** Start of Data rows **
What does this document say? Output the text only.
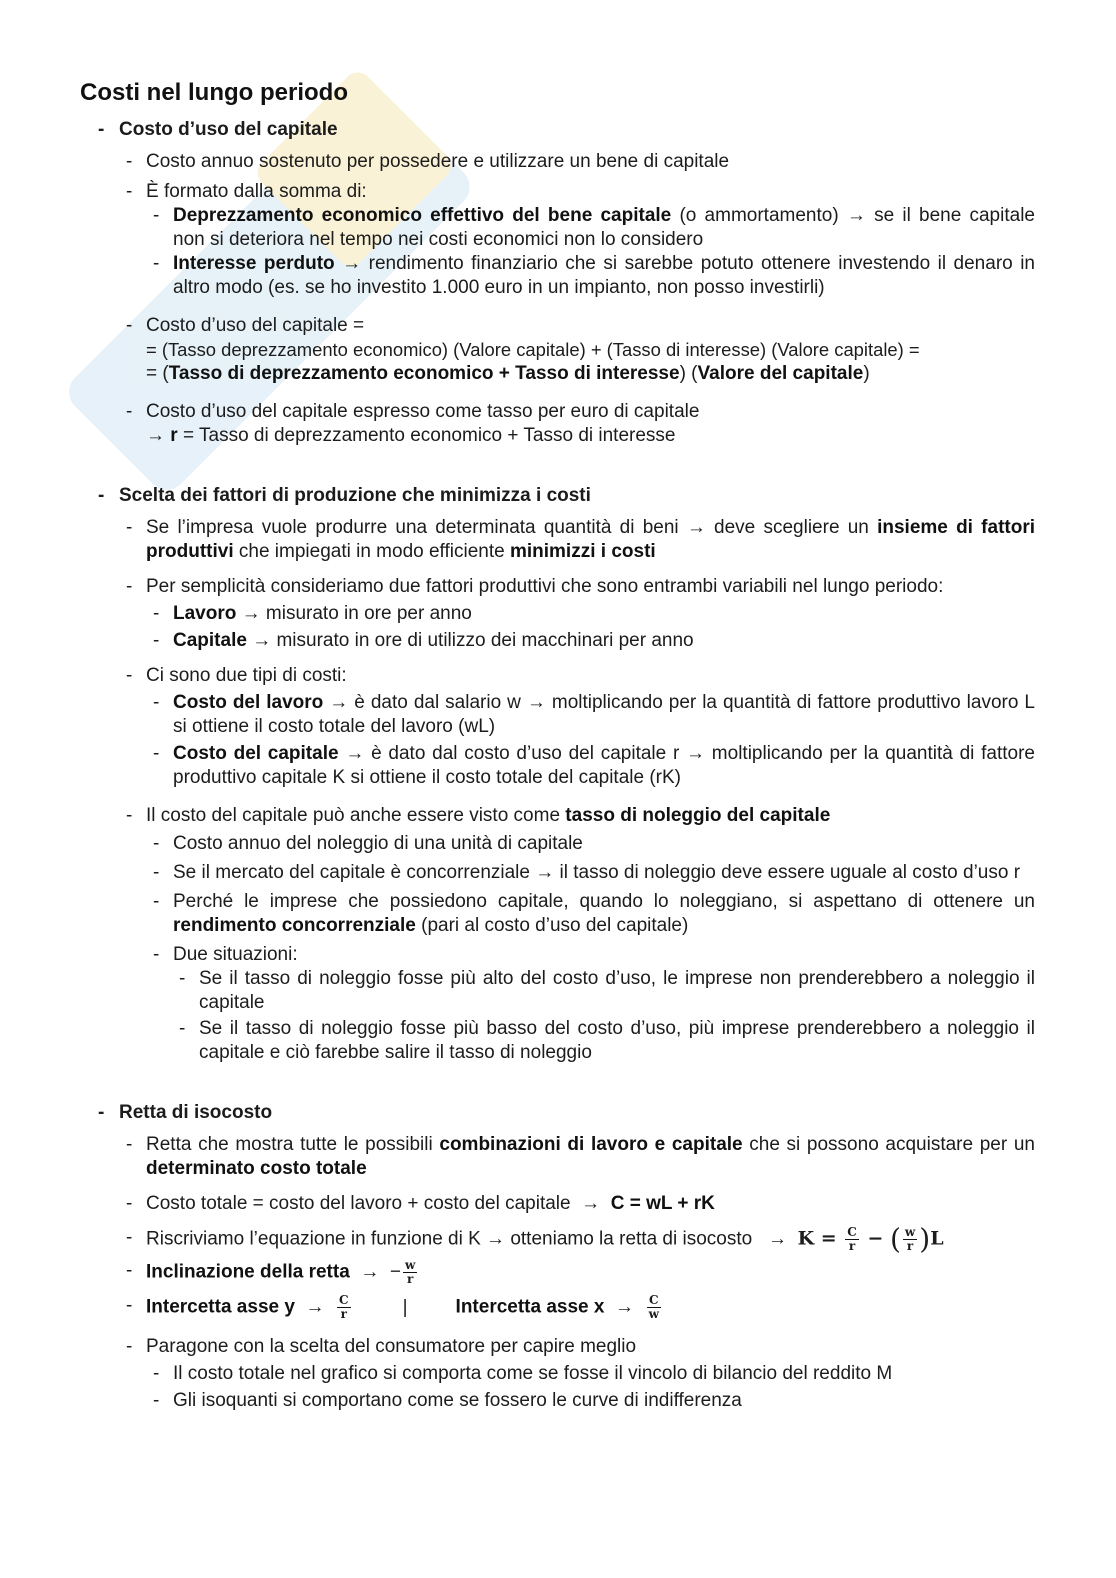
Costi nel lungo periodo
- Costo d’uso del capitale
- Costo annuo sostenuto per possedere e utilizzare un bene di capitale
- È formato dalla somma di:
- Deprezzamento economico effettivo del bene capitale (o ammortamento) → se il bene capitale non si deteriora nel tempo nei costi economici non lo considero
- Interesse perduto → rendimento finanziario che si sarebbe potuto ottenere investendo il denaro in altro modo (es. se ho investito 1.000 euro in un impianto, non posso investirli)
- Costo d’uso del capitale =
= (Tasso deprezzamento economico) (Valore capitale) + (Tasso di interesse) (Valore capitale) =
= (Tasso di deprezzamento economico + Tasso di interesse) (Valore del capitale)
- Costo d’uso del capitale espresso come tasso per euro di capitale
→ r = Tasso di deprezzamento economico + Tasso di interesse
- Scelta dei fattori di produzione che minimizza i costi
- Se l’impresa vuole produrre una determinata quantità di beni → deve scegliere un insieme di fattori produttivi che impiegati in modo efficiente minimizzi i costi
- Per semplicità consideriamo due fattori produttivi che sono entrambi variabili nel lungo periodo:
- Lavoro → misurato in ore per anno
- Capitale → misurato in ore di utilizzo dei macchinari per anno
- Ci sono due tipi di costi:
- Costo del lavoro → è dato dal salario w → moltiplicando per la quantità di fattore produttivo lavoro L si ottiene il costo totale del lavoro (wL)
- Costo del capitale → è dato dal costo d’uso del capitale r → moltiplicando per la quantità di fattore produttivo capitale K si ottiene il costo totale del capitale (rK)
- Il costo del capitale può anche essere visto come tasso di noleggio del capitale
- Costo annuo del noleggio di una unità di capitale
- Se il mercato del capitale è concorrenziale → il tasso di noleggio deve essere uguale al costo d’uso r
- Perché le imprese che possiedono capitale, quando lo noleggiano, si aspettano di ottenere un rendimento concorrenziale (pari al costo d’uso del capitale)
- Due situazioni:
- Se il tasso di noleggio fosse più alto del costo d’uso, le imprese non prenderebbero a noleggio il capitale
- Se il tasso di noleggio fosse più basso del costo d’uso, più imprese prenderebbero a noleggio il capitale e ciò farebbe salire il tasso di noleggio
- Retta di isocosto
- Retta che mostra tutte le possibili combinazioni di lavoro e capitale che si possono acquistare per un determinato costo totale
- Costo totale = costo del lavoro + costo del capitale  →  C = wL + rK
- Riscriviamo l’equazione in funzione di K → otteniamo la retta di isocosto   →  $K = \frac{C}{r}$ − ( $\frac{w}{r} )L$
- Inclinazione della retta  →  − $\frac{w}{r}$
- Intercetta asse $y \to \frac{C}{r}$	|	Intercetta asse $x \to \frac{C}{w}$
- Paragone con la scelta del consumatore per capire meglio
- Il costo totale nel grafico si comporta come se fosse il vincolo di bilancio del reddito M
- Gli isoquanti si comportano come se fossero le curve di indifferenza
** End of Data rows **
== What is being asked ==
Reproduce the material word for word. Any pictures should be left out of the copy.

== Complete response ==
What does this document say? Output the text only.
Costi nel lungo periodo
- Costo d’uso del capitale
- Costo annuo sostenuto per possedere e utilizzare un bene di capitale
- È formato dalla somma di:
- Deprezzamento economico effettivo del bene capitale (o ammortamento) → se il bene capitale non si deteriora nel tempo nei costi economici non lo considero
- Interesse perduto → rendimento finanziario che si sarebbe potuto ottenere investendo il denaro in altro modo (es. se ho investito 1.000 euro in un impianto, non posso investirli)
- Costo d’uso del capitale =
= (Tasso deprezzamento economico) (Valore capitale) + (Tasso di interesse) (Valore capitale) =
= (Tasso di deprezzamento economico + Tasso di interesse) (Valore del capitale)
- Costo d’uso del capitale espresso come tasso per euro di capitale
→ r = Tasso di deprezzamento economico + Tasso di interesse
- Scelta dei fattori di produzione che minimizza i costi
- Se l’impresa vuole produrre una determinata quantità di beni → deve scegliere un insieme di fattori produttivi che impiegati in modo efficiente minimizzi i costi
- Per semplicità consideriamo due fattori produttivi che sono entrambi variabili nel lungo periodo:
- Lavoro → misurato in ore per anno
- Capitale → misurato in ore di utilizzo dei macchinari per anno
- Ci sono due tipi di costi:
- Costo del lavoro → è dato dal salario w → moltiplicando per la quantità di fattore produttivo lavoro L si ottiene il costo totale del lavoro (wL)
- Costo del capitale → è dato dal costo d’uso del capitale r → moltiplicando per la quantità di fattore produttivo capitale K si ottiene il costo totale del capitale (rK)
- Il costo del capitale può anche essere visto come tasso di noleggio del capitale
- Costo annuo del noleggio di una unità di capitale
- Se il mercato del capitale è concorrenziale → il tasso di noleggio deve essere uguale al costo d’uso r
- Perché le imprese che possiedono capitale, quando lo noleggiano, si aspettano di ottenere un rendimento concorrenziale (pari al costo d’uso del capitale)
- Due situazioni:
- Se il tasso di noleggio fosse più alto del costo d’uso, le imprese non prenderebbero a noleggio il capitale
- Se il tasso di noleggio fosse più basso del costo d’uso, più imprese prenderebbero a noleggio il capitale e ciò farebbe salire il tasso di noleggio
- Retta di isocosto
- Retta che mostra tutte le possibili combinazioni di lavoro e capitale che si possono acquistare per un determinato costo totale
- Costo totale = costo del lavoro + costo del capitale  →  C = wL + rK
- Riscriviamo l’equazione in funzione di K → otteniamo la retta di isocosto   →  $K = \frac{C}{r}$ − ( $\frac{w}{r} )L$
- Inclinazione della retta  →  − $\frac{w}{r}$
- Intercetta asse $y \to \frac{C}{r}$	|	Intercetta asse $x \to \frac{C}{w}$
- Paragone con la scelta del consumatore per capire meglio
- Il costo totale nel grafico si comporta come se fosse il vincolo di bilancio del reddito M
- Gli isoquanti si comportano come se fossero le curve di indifferenza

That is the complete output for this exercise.